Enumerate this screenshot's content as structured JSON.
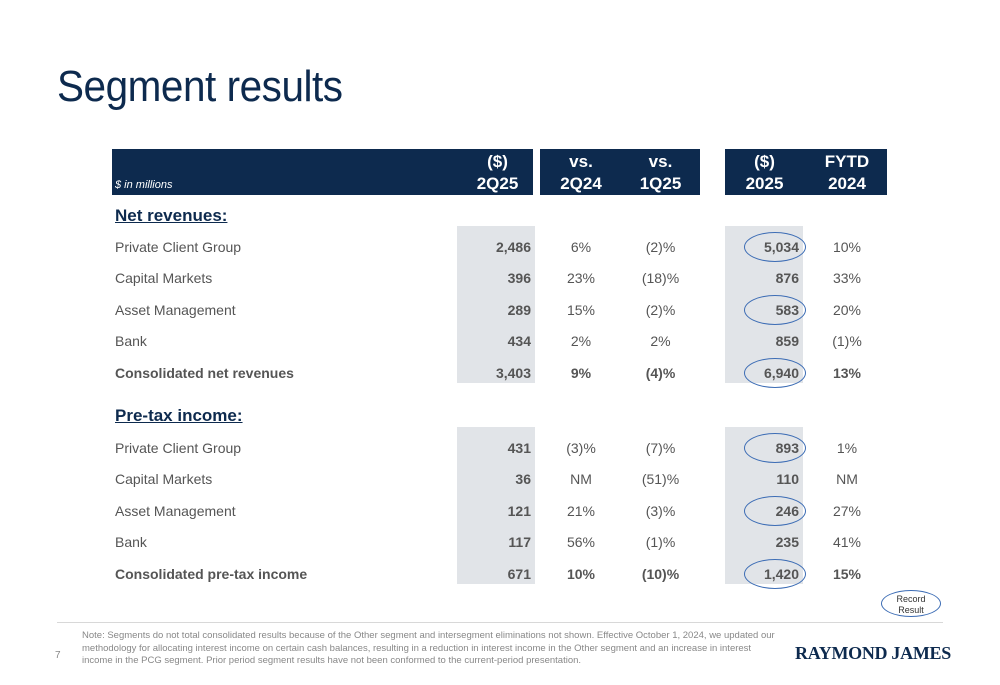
{
  "title": "Segment results",
  "header": {
    "units": "$ in millions",
    "columns": [
      {
        "line1": "($)",
        "line2": "2Q25"
      },
      {
        "line1": "vs.",
        "line2": "2Q24"
      },
      {
        "line1": "vs.",
        "line2": "1Q25"
      },
      {
        "line1": "($)",
        "line2": "2025"
      },
      {
        "line1": "FYTD",
        "line2": "2024"
      }
    ]
  },
  "sections": [
    {
      "heading": "Net revenues:",
      "rows": [
        {
          "label": "Private Client Group",
          "v1": "2,486",
          "v2": "6%",
          "v3": "(2)%",
          "v4": "5,034",
          "v5": "10%"
        },
        {
          "label": "Capital Markets",
          "v1": "396",
          "v2": "23%",
          "v3": "(18)%",
          "v4": "876",
          "v5": "33%"
        },
        {
          "label": "Asset Management",
          "v1": "289",
          "v2": "15%",
          "v3": "(2)%",
          "v4": "583",
          "v5": "20%"
        },
        {
          "label": "Bank",
          "v1": "434",
          "v2": "2%",
          "v3": "2%",
          "v4": "859",
          "v5": "(1)%"
        },
        {
          "label": "Consolidated net revenues",
          "v1": "3,403",
          "v2": "9%",
          "v3": "(4)%",
          "v4": "6,940",
          "v5": "13%"
        }
      ]
    },
    {
      "heading": "Pre-tax income:",
      "rows": [
        {
          "label": "Private Client Group",
          "v1": "431",
          "v2": "(3)%",
          "v3": "(7)%",
          "v4": "893",
          "v5": "1%"
        },
        {
          "label": "Capital Markets",
          "v1": "36",
          "v2": "NM",
          "v3": "(51)%",
          "v4": "110",
          "v5": "NM"
        },
        {
          "label": "Asset Management",
          "v1": "121",
          "v2": "21%",
          "v3": "(3)%",
          "v4": "246",
          "v5": "27%"
        },
        {
          "label": "Bank",
          "v1": "117",
          "v2": "56%",
          "v3": "(1)%",
          "v4": "235",
          "v5": "41%"
        },
        {
          "label": "Consolidated pre-tax income",
          "v1": "671",
          "v2": "10%",
          "v3": "(10)%",
          "v4": "1,420",
          "v5": "15%"
        }
      ]
    }
  ],
  "badge": {
    "line1": "Record",
    "line2": "Result"
  },
  "footer": {
    "page_number": "7",
    "note": "Note: Segments do not total consolidated results because of the Other segment and intersegment eliminations not shown.  Effective October 1, 2024, we updated our methodology for allocating interest income on certain cash balances, resulting in a reduction in interest income in the Other segment and an increase in interest income in the PCG segment.  Prior period segment results have not been conformed to the current-period presentation.",
    "logo": "RAYMOND JAMES"
  },
  "colors": {
    "navy": "#0d2a4e",
    "shade": "#e1e4e8",
    "circle": "#3d6db5"
  }
}
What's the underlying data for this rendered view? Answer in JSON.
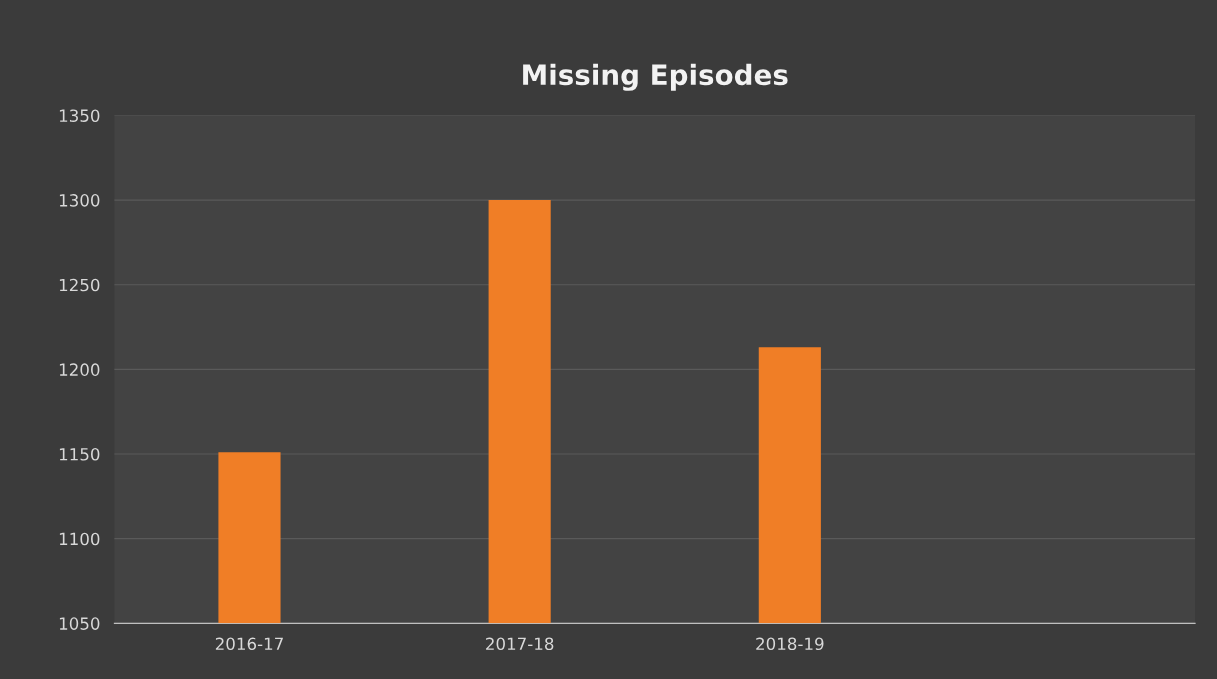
{
  "chart_data": {
    "type": "bar",
    "title": "Missing Episodes",
    "categories": [
      "2016-17",
      "2017-18",
      "2018-19",
      null
    ],
    "values": [
      1151,
      1300,
      1213,
      null
    ],
    "color": "#f07e26",
    "ylim": [
      1050,
      1350
    ],
    "yticks": [
      1050,
      1100,
      1150,
      1200,
      1250,
      1300,
      1350
    ],
    "grid": "y"
  }
}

****************************************

Your goal:
Repeat the material above in full and exactly, omitting the pictures.

Full answer:
Enumerate this screenshot's content as structured JSON.
{
  "title": "Segment results",
  "header": {
    "units": "$ in millions",
    "columns": [
      {
        "line1": "($)",
        "line2": "2Q25"
      },
      {
        "line1": "vs.",
        "line2": "2Q24"
      },
      {
        "line1": "vs.",
        "line2": "1Q25"
      },
      {
        "line1": "($)",
        "line2": "2025"
      },
      {
        "line1": "FYTD",
        "line2": "2024"
      }
    ]
  },
  "sections": [
    {
      "heading": "Net revenues:",
      "rows": [
        {
          "label": "Private Client Group",
          "v1": "2,486",
          "v2": "6%",
          "v3": "(2)%",
          "v4": "5,034",
          "v5": "10%"
        },
        {
          "label": "Capital Markets",
          "v1": "396",
          "v2": "23%",
          "v3": "(18)%",
          "v4": "876",
          "v5": "33%"
        },
        {
          "label": "Asset Management",
          "v1": "289",
          "v2": "15%",
          "v3": "(2)%",
          "v4": "583",
          "v5": "20%"
        },
        {
          "label": "Bank",
          "v1": "434",
          "v2": "2%",
          "v3": "2%",
          "v4": "859",
          "v5": "(1)%"
        },
        {
          "label": "Consolidated net revenues",
          "v1": "3,403",
          "v2": "9%",
          "v3": "(4)%",
          "v4": "6,940",
          "v5": "13%"
        }
      ]
    },
    {
      "heading": "Pre-tax income:",
      "rows": [
        {
          "label": "Private Client Group",
          "v1": "431",
          "v2": "(3)%",
          "v3": "(7)%",
          "v4": "893",
          "v5": "1%"
        },
        {
          "label": "Capital Markets",
          "v1": "36",
          "v2": "NM",
          "v3": "(51)%",
          "v4": "110",
          "v5": "NM"
        },
        {
          "label": "Asset Management",
          "v1": "121",
          "v2": "21%",
          "v3": "(3)%",
          "v4": "246",
          "v5": "27%"
        },
        {
          "label": "Bank",
          "v1": "117",
          "v2": "56%",
          "v3": "(1)%",
          "v4": "235",
          "v5": "41%"
        },
        {
          "label": "Consolidated pre-tax income",
          "v1": "671",
          "v2": "10%",
          "v3": "(10)%",
          "v4": "1,420",
          "v5": "15%"
        }
      ]
    }
  ],
  "badge": {
    "line1": "Record",
    "line2": "Result"
  },
  "footer": {
    "page_number": "7",
    "note": "Note: Segments do not total consolidated results because of the Other segment and intersegment eliminations not shown.  Effective October 1, 2024, we updated our methodology for allocating interest income on certain cash balances, resulting in a reduction in interest income in the Other segment and an increase in interest income in the PCG segment.  Prior period segment results have not been conformed to the current-period presentation.",
    "logo": "RAYMOND JAMES"
  },
  "colors": {
    "navy": "#0d2a4e",
    "shade": "#e1e4e8",
    "circle": "#3d6db5"
  }
}
What's the underlying data for this rendered view? Answer in JSON.
{
  "chart_data": {
    "type": "bar",
    "title": "Missing Episodes",
    "categories": [
      "2016-17",
      "2017-18",
      "2018-19",
      null
    ],
    "values": [
      1151,
      1300,
      1213,
      null
    ],
    "color": "#f07e26",
    "ylim": [
      1050,
      1350
    ],
    "yticks": [
      1050,
      1100,
      1150,
      1200,
      1250,
      1300,
      1350
    ],
    "grid": "y"
  }
}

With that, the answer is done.